**Data section:**
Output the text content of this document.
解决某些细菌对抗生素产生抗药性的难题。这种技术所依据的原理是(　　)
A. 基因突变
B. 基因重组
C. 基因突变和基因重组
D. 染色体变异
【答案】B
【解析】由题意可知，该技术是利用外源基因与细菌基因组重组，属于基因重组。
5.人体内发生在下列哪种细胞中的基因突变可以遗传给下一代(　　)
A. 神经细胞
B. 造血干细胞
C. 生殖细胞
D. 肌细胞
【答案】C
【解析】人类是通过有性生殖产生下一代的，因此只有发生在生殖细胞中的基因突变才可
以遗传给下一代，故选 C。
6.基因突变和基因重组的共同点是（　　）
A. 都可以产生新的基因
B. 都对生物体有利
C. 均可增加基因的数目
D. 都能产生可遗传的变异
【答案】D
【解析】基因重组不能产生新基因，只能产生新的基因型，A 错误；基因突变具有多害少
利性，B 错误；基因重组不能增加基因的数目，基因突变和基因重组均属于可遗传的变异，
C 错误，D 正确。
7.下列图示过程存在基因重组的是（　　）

**Work required:**
Extract all of the data above and output it character for character.

**Answer to this task:**
Output the text content of this document.
解决某些细菌对抗生素产生抗药性的难题。这种技术所依据的原理是(　　)
A. 基因突变
B. 基因重组
C. 基因突变和基因重组
D. 染色体变异
【答案】B
【解析】由题意可知，该技术是利用外源基因与细菌基因组重组，属于基因重组。
5.人体内发生在下列哪种细胞中的基因突变可以遗传给下一代(　　)
A. 神经细胞
B. 造血干细胞
C. 生殖细胞
D. 肌细胞
【答案】C
【解析】人类是通过有性生殖产生下一代的，因此只有发生在生殖细胞中的基因突变才可
以遗传给下一代，故选 C。
6.基因突变和基因重组的共同点是（　　）
A. 都可以产生新的基因
B. 都对生物体有利
C. 均可增加基因的数目
D. 都能产生可遗传的变异
【答案】D
【解析】基因重组不能产生新基因，只能产生新的基因型，A 错误；基因突变具有多害少
利性，B 错误；基因重组不能增加基因的数目，基因突变和基因重组均属于可遗传的变异，
C 错误，D 正确。
7.下列图示过程存在基因重组的是（　　）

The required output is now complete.